## What you will do
In the listing below, locate the lines that hold "image" and copy them.

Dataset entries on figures

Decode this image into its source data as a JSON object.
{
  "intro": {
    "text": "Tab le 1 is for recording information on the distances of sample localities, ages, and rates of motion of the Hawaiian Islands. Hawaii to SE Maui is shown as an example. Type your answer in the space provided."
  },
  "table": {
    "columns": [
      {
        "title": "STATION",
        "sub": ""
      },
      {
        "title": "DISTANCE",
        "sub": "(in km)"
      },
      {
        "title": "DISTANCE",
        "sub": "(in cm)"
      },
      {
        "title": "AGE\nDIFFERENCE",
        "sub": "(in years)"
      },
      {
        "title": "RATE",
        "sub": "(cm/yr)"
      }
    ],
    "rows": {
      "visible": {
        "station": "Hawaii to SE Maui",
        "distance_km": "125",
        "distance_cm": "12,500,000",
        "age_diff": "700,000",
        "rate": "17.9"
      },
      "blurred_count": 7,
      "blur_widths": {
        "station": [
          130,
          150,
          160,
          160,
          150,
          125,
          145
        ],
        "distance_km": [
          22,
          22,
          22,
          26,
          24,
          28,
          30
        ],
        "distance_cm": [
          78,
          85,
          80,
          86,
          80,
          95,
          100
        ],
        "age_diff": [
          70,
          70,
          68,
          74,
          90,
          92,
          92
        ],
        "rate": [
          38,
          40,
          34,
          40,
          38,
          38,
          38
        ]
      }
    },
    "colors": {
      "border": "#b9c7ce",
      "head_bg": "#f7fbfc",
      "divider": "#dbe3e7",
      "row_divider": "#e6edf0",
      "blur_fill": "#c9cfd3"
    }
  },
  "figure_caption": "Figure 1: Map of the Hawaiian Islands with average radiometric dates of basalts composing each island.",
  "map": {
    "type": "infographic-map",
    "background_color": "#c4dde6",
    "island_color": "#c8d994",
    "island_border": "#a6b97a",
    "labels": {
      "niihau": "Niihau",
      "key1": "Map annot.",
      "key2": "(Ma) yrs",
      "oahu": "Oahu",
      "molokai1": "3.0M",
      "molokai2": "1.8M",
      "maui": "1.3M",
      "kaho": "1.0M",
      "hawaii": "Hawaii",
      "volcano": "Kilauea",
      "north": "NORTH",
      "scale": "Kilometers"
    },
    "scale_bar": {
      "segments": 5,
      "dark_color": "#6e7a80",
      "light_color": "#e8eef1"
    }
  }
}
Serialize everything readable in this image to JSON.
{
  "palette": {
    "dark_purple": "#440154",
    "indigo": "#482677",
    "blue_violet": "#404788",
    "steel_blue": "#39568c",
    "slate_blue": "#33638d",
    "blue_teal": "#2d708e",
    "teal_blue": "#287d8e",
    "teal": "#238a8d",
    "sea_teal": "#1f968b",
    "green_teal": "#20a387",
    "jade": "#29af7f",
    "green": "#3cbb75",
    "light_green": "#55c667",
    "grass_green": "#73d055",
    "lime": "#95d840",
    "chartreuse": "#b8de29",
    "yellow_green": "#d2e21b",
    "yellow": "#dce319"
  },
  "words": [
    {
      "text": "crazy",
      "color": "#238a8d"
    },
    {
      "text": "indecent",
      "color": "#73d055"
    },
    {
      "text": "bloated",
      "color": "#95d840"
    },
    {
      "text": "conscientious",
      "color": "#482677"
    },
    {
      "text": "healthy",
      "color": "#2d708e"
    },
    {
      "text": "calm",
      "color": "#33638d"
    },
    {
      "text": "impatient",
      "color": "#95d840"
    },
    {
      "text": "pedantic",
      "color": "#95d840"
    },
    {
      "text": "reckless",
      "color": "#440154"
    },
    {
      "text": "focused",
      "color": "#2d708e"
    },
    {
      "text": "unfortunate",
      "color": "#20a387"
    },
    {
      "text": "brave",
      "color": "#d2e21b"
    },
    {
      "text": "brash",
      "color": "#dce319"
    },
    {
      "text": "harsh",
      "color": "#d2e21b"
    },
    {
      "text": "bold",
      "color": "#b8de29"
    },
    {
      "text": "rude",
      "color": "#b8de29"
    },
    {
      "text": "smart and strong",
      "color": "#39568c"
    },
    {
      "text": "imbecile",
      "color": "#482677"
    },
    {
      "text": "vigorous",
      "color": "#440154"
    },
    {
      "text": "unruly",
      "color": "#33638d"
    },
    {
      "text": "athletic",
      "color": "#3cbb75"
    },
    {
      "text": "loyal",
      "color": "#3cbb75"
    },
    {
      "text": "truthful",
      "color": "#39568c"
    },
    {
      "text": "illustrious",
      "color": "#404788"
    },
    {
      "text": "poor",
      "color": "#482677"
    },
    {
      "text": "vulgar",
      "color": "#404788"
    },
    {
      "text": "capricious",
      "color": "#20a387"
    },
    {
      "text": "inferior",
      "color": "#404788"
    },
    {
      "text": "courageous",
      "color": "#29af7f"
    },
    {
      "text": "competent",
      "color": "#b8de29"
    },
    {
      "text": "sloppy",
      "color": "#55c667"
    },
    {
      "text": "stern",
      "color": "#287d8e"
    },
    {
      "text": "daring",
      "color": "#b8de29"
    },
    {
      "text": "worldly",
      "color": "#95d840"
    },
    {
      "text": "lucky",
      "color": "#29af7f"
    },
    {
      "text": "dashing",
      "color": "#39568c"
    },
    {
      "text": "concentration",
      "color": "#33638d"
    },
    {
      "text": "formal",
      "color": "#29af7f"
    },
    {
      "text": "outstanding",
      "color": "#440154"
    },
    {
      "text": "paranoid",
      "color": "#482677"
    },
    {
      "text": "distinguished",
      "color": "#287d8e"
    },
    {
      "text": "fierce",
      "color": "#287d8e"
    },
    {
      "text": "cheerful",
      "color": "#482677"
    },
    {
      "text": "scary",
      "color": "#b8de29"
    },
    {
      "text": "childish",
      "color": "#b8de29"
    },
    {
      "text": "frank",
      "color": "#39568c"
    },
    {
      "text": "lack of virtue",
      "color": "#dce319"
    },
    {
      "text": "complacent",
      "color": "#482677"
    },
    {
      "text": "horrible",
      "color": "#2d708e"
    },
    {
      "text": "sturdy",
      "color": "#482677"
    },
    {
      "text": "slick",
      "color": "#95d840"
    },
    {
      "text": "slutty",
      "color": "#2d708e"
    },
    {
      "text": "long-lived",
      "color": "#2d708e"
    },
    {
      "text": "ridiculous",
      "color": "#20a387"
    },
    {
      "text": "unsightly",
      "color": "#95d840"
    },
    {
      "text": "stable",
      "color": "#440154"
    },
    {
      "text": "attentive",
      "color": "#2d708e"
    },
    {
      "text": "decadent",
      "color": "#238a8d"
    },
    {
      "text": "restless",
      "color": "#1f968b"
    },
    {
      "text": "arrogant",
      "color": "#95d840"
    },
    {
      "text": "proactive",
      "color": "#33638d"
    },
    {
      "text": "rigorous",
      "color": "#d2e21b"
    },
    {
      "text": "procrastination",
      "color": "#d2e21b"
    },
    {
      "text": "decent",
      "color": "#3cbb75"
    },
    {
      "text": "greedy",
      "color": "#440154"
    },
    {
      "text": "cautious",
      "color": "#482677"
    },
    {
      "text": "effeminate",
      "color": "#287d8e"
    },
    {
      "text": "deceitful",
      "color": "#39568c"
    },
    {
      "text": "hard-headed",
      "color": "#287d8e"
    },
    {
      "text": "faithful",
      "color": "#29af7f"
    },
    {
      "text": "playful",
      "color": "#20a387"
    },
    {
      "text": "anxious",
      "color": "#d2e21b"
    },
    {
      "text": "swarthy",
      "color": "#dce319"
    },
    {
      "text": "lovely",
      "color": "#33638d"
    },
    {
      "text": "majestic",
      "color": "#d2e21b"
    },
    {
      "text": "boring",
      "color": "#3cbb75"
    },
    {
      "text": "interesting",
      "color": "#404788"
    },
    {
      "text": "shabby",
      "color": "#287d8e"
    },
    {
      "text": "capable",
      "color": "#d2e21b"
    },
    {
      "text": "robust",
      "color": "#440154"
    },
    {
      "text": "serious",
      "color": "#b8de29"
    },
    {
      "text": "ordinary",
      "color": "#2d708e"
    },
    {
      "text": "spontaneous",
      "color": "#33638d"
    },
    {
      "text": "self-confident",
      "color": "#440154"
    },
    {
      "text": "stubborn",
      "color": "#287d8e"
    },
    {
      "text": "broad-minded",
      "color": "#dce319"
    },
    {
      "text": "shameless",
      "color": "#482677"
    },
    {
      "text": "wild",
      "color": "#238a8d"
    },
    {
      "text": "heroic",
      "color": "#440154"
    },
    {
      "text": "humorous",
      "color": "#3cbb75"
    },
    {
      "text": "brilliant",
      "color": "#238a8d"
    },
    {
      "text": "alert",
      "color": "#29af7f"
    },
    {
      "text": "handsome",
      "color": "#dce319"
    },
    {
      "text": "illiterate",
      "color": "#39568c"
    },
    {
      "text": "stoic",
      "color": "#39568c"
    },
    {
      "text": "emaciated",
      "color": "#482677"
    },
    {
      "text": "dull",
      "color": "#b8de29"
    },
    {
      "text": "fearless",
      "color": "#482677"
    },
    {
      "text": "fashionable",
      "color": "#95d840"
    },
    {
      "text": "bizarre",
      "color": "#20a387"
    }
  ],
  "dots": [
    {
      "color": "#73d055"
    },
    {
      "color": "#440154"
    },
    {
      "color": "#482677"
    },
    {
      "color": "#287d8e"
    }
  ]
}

## The response
Decode this image into its source data as a JSON object.
Serialize everything readable in this image to JSON.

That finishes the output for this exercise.